* _Short task_
Lines that include the word "Nieder" are the ones to copy.

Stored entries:

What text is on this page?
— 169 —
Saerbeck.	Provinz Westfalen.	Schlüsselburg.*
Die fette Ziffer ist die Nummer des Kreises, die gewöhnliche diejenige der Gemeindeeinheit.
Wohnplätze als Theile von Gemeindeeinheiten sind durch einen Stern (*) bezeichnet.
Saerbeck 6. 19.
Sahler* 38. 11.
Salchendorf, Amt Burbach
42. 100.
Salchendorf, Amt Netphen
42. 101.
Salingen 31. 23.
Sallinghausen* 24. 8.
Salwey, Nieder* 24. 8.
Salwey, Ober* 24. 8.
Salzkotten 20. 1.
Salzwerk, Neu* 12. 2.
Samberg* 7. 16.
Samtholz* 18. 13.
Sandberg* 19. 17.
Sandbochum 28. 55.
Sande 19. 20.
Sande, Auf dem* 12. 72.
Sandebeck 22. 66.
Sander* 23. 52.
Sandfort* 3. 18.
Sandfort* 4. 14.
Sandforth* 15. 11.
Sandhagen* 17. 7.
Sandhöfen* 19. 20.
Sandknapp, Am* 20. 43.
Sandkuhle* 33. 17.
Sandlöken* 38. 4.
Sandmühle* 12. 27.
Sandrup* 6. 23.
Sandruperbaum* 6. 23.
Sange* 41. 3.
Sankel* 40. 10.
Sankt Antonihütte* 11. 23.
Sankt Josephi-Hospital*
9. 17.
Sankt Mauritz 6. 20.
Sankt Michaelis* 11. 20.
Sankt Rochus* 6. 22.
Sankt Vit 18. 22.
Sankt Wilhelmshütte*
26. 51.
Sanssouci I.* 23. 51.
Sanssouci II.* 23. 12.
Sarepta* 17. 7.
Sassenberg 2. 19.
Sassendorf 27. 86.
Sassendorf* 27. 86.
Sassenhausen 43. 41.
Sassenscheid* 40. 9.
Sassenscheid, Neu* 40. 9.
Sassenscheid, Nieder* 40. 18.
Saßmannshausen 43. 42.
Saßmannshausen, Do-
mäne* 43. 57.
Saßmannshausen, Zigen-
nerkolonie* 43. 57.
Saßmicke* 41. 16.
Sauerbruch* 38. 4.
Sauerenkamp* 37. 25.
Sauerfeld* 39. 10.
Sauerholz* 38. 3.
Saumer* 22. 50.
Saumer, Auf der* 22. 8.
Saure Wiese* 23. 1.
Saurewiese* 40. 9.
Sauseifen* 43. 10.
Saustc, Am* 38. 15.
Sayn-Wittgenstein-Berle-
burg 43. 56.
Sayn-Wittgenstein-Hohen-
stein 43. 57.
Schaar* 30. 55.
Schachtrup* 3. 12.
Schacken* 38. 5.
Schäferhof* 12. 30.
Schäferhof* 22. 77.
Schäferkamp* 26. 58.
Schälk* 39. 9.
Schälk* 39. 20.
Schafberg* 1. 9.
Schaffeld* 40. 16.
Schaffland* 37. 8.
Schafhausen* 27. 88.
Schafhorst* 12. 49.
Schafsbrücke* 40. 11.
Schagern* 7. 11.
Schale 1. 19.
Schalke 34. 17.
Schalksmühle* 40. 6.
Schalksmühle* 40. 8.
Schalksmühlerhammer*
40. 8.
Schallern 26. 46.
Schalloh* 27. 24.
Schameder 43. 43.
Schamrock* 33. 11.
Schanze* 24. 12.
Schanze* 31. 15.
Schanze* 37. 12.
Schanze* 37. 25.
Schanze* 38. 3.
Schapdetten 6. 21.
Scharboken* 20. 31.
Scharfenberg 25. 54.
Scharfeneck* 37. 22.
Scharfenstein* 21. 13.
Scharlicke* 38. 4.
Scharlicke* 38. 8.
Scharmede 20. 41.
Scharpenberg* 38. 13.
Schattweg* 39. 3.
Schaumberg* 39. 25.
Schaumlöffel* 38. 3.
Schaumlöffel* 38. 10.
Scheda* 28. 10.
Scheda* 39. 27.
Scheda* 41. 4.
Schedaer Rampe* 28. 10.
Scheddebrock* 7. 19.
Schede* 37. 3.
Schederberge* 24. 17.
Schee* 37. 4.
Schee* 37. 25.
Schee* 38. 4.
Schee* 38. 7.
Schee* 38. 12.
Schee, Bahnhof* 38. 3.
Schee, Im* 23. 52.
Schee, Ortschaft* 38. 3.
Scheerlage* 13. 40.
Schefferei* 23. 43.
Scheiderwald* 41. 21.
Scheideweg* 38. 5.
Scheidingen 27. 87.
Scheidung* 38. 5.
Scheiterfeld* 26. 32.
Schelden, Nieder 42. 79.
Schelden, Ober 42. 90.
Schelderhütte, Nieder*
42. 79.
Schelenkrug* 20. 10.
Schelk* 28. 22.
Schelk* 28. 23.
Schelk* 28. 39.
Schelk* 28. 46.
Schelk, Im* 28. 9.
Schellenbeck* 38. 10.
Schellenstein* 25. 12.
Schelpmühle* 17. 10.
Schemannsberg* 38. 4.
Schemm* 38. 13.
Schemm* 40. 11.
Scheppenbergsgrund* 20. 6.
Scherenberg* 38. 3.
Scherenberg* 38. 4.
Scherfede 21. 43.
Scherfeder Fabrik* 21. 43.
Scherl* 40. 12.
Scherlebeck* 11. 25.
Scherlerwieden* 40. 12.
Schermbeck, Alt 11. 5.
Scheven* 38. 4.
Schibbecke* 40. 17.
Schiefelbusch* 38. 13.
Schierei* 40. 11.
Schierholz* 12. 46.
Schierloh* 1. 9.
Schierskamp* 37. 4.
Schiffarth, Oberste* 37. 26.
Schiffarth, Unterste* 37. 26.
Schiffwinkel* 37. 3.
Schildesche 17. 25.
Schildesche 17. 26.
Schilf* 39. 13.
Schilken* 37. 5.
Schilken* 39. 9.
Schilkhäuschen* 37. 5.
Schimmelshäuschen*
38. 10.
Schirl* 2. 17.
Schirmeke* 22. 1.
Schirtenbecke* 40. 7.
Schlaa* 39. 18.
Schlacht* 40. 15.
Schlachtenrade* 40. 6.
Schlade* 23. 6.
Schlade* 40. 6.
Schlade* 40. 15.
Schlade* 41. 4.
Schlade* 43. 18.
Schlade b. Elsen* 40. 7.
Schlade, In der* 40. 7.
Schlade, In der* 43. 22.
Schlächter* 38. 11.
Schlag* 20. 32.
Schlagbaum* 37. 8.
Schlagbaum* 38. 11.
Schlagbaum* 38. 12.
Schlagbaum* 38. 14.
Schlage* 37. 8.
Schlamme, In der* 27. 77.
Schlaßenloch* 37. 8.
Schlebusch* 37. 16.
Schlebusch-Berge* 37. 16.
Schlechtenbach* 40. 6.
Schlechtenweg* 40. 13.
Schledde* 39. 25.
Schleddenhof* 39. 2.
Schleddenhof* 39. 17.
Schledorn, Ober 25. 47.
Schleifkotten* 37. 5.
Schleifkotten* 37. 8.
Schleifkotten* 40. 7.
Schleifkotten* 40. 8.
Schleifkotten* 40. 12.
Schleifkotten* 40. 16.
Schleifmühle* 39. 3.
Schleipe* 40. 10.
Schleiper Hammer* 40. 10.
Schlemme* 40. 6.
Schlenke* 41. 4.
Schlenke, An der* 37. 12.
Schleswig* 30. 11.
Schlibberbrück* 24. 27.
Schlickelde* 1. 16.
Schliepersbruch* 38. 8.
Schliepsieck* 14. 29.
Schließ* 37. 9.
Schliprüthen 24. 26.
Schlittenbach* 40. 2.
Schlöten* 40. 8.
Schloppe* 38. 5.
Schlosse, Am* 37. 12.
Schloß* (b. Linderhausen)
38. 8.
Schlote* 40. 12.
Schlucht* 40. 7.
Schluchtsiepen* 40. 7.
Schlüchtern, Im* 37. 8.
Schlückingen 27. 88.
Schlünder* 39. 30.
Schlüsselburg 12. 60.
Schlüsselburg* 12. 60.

* _Exercise response_
Salwey, Nieder* 24. 8.
Sassenscheid, Nieder* 40. 18.
Schelden, Nieder 42. 79.
Schelderhütte, Nieder*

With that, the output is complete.